◆ **Work required**
Each entry that follows must be output without any deviation.

---------------

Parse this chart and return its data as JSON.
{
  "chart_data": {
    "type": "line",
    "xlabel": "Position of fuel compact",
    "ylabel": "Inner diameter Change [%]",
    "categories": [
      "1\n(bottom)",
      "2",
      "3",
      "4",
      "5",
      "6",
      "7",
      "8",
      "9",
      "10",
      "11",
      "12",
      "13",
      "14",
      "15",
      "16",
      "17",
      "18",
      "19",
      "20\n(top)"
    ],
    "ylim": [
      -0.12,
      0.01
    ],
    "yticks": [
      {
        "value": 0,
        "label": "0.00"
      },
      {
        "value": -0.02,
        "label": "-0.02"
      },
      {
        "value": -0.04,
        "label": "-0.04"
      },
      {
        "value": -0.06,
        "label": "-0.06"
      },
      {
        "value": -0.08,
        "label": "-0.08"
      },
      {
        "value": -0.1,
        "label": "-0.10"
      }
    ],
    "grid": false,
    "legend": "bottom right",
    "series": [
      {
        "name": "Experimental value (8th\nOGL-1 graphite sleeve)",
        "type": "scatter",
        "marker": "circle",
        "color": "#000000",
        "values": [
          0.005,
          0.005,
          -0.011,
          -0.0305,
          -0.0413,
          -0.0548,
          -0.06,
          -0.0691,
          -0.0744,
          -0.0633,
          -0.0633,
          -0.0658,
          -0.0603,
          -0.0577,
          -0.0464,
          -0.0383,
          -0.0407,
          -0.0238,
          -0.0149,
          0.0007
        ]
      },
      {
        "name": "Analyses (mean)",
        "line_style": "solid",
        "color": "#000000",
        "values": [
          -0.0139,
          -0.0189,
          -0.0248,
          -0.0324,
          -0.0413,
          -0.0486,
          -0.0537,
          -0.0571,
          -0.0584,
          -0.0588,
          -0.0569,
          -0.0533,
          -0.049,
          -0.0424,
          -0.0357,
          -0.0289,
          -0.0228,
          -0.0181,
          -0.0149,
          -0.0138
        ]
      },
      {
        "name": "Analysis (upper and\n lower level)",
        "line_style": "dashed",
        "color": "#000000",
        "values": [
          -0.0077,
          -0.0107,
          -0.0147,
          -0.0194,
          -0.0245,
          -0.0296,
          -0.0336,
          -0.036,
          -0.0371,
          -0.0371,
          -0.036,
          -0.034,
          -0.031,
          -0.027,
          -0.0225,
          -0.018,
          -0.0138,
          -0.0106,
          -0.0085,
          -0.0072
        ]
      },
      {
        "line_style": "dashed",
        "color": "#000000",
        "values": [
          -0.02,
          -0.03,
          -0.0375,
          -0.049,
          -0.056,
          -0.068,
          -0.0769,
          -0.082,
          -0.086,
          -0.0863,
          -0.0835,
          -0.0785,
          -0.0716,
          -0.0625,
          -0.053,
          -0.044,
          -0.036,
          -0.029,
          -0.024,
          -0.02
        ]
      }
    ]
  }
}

---------------

◆ **Output of the task**
Parse this chart and return its data as JSON.
{
  "chart_data": {
    "type": "line",
    "xlabel": "Position of fuel compact",
    "ylabel": "Inner diameter Change [%]",
    "categories": [
      "1\n(bottom)",
      "2",
      "3",
      "4",
      "5",
      "6",
      "7",
      "8",
      "9",
      "10",
      "11",
      "12",
      "13",
      "14",
      "15",
      "16",
      "17",
      "18",
      "19",
      "20\n(top)"
    ],
    "ylim": [
      -0.12,
      0.01
    ],
    "yticks": [
      {
        "value": 0,
        "label": "0.00"
      },
      {
        "value": -0.02,
        "label": "-0.02"
      },
      {
        "value": -0.04,
        "label": "-0.04"
      },
      {
        "value": -0.06,
        "label": "-0.06"
      },
      {
        "value": -0.08,
        "label": "-0.08"
      },
      {
        "value": -0.1,
        "label": "-0.10"
      }
    ],
    "grid": false,
    "legend": "bottom right",
    "series": [
      {
        "name": "Experimental value (8th\nOGL-1 graphite sleeve)",
        "type": "scatter",
        "marker": "circle",
        "color": "#000000",
        "values": [
          0.005,
          0.005,
          -0.011,
          -0.0305,
          -0.0413,
          -0.0548,
          -0.06,
          -0.0691,
          -0.0744,
          -0.0633,
          -0.0633,
          -0.0658,
          -0.0603,
          -0.0577,
          -0.0464,
          -0.0383,
          -0.0407,
          -0.0238,
          -0.0149,
          0.0007
        ]
      },
      {
        "name": "Analyses (mean)",
        "line_style": "solid",
        "color": "#000000",
        "values": [
          -0.0139,
          -0.0189,
          -0.0248,
          -0.0324,
          -0.0413,
          -0.0486,
          -0.0537,
          -0.0571,
          -0.0584,
          -0.0588,
          -0.0569,
          -0.0533,
          -0.049,
          -0.0424,
          -0.0357,
          -0.0289,
          -0.0228,
          -0.0181,
          -0.0149,
          -0.0138
        ]
      },
      {
        "name": "Analysis (upper and\n lower level)",
        "line_style": "dashed",
        "color": "#000000",
        "values": [
          -0.0077,
          -0.0107,
          -0.0147,
          -0.0194,
          -0.0245,
          -0.0296,
          -0.0336,
          -0.036,
          -0.0371,
          -0.0371,
          -0.036,
          -0.034,
          -0.031,
          -0.027,
          -0.0225,
          -0.018,
          -0.0138,
          -0.0106,
          -0.0085,
          -0.0072
        ]
      },
      {
        "line_style": "dashed",
        "color": "#000000",
        "values": [
          -0.02,
          -0.03,
          -0.0375,
          -0.049,
          -0.056,
          -0.068,
          -0.0769,
          -0.082,
          -0.086,
          -0.0863,
          -0.0835,
          -0.0785,
          -0.0716,
          -0.0625,
          -0.053,
          -0.044,
          -0.036,
          -0.029,
          -0.024,
          -0.02
        ]
      }
    ]
  }
}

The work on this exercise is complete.